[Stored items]

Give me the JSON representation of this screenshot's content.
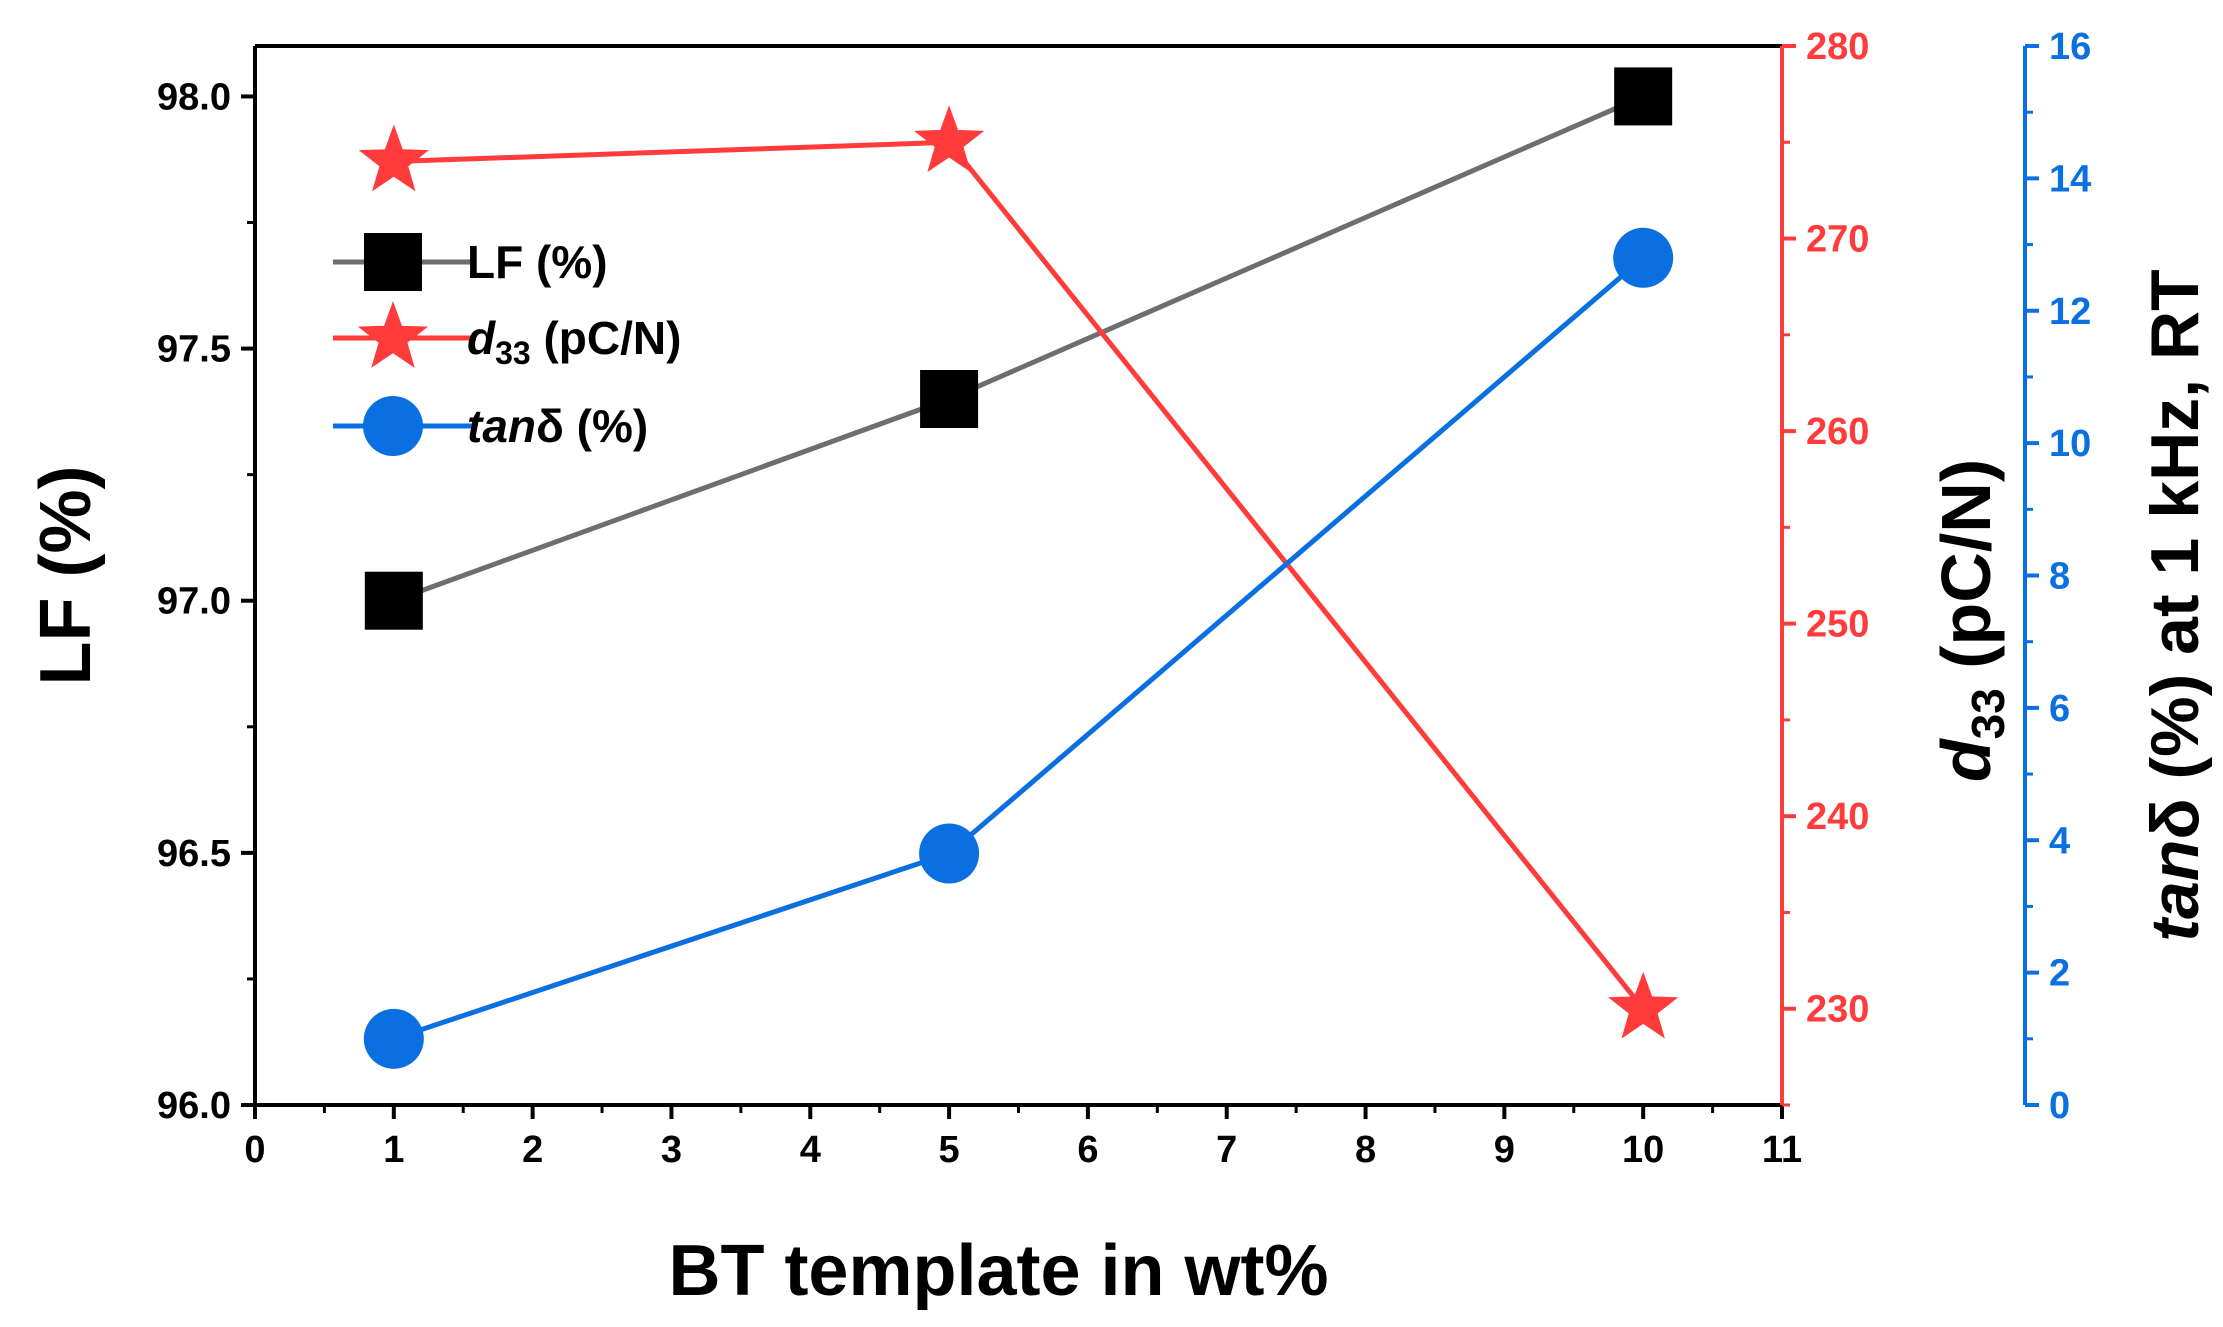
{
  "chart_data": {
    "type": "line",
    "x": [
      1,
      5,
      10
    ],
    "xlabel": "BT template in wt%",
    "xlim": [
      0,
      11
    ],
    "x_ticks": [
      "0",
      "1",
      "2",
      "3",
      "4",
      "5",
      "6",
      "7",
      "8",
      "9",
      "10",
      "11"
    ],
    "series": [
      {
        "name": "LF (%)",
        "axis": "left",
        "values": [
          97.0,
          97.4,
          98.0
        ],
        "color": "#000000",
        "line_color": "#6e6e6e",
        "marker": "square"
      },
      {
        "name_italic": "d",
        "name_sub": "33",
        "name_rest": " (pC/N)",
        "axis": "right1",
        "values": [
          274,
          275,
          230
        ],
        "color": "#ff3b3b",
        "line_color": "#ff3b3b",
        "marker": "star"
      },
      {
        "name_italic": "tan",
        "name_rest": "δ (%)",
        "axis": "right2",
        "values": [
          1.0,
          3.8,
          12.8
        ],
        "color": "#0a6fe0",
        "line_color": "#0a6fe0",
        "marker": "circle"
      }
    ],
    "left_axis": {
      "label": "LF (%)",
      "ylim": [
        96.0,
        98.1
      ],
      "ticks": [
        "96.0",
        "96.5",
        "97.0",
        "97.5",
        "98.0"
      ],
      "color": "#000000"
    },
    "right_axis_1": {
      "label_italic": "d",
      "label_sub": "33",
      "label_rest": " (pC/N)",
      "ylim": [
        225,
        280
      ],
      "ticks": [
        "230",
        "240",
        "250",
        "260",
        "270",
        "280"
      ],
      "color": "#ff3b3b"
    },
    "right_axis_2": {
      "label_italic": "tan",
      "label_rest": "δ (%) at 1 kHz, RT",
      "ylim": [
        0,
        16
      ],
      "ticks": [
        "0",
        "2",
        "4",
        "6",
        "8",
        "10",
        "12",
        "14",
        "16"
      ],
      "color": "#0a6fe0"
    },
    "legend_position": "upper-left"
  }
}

__Stated task__: Write out all the entries again, word for word, and print no images.

__Written response__:
Give me the JSON representation of this screenshot's content.
{
  "chart_data": {
    "type": "line",
    "x": [
      1,
      5,
      10
    ],
    "xlabel": "BT template in wt%",
    "xlim": [
      0,
      11
    ],
    "x_ticks": [
      "0",
      "1",
      "2",
      "3",
      "4",
      "5",
      "6",
      "7",
      "8",
      "9",
      "10",
      "11"
    ],
    "series": [
      {
        "name": "LF (%)",
        "axis": "left",
        "values": [
          97.0,
          97.4,
          98.0
        ],
        "color": "#000000",
        "line_color": "#6e6e6e",
        "marker": "square"
      },
      {
        "name_italic": "d",
        "name_sub": "33",
        "name_rest": " (pC/N)",
        "axis": "right1",
        "values": [
          274,
          275,
          230
        ],
        "color": "#ff3b3b",
        "line_color": "#ff3b3b",
        "marker": "star"
      },
      {
        "name_italic": "tan",
        "name_rest": "δ (%)",
        "axis": "right2",
        "values": [
          1.0,
          3.8,
          12.8
        ],
        "color": "#0a6fe0",
        "line_color": "#0a6fe0",
        "marker": "circle"
      }
    ],
    "left_axis": {
      "label": "LF (%)",
      "ylim": [
        96.0,
        98.1
      ],
      "ticks": [
        "96.0",
        "96.5",
        "97.0",
        "97.5",
        "98.0"
      ],
      "color": "#000000"
    },
    "right_axis_1": {
      "label_italic": "d",
      "label_sub": "33",
      "label_rest": " (pC/N)",
      "ylim": [
        225,
        280
      ],
      "ticks": [
        "230",
        "240",
        "250",
        "260",
        "270",
        "280"
      ],
      "color": "#ff3b3b"
    },
    "right_axis_2": {
      "label_italic": "tan",
      "label_rest": "δ (%) at 1 kHz, RT",
      "ylim": [
        0,
        16
      ],
      "ticks": [
        "0",
        "2",
        "4",
        "6",
        "8",
        "10",
        "12",
        "14",
        "16"
      ],
      "color": "#0a6fe0"
    },
    "legend_position": "upper-left"
  }
}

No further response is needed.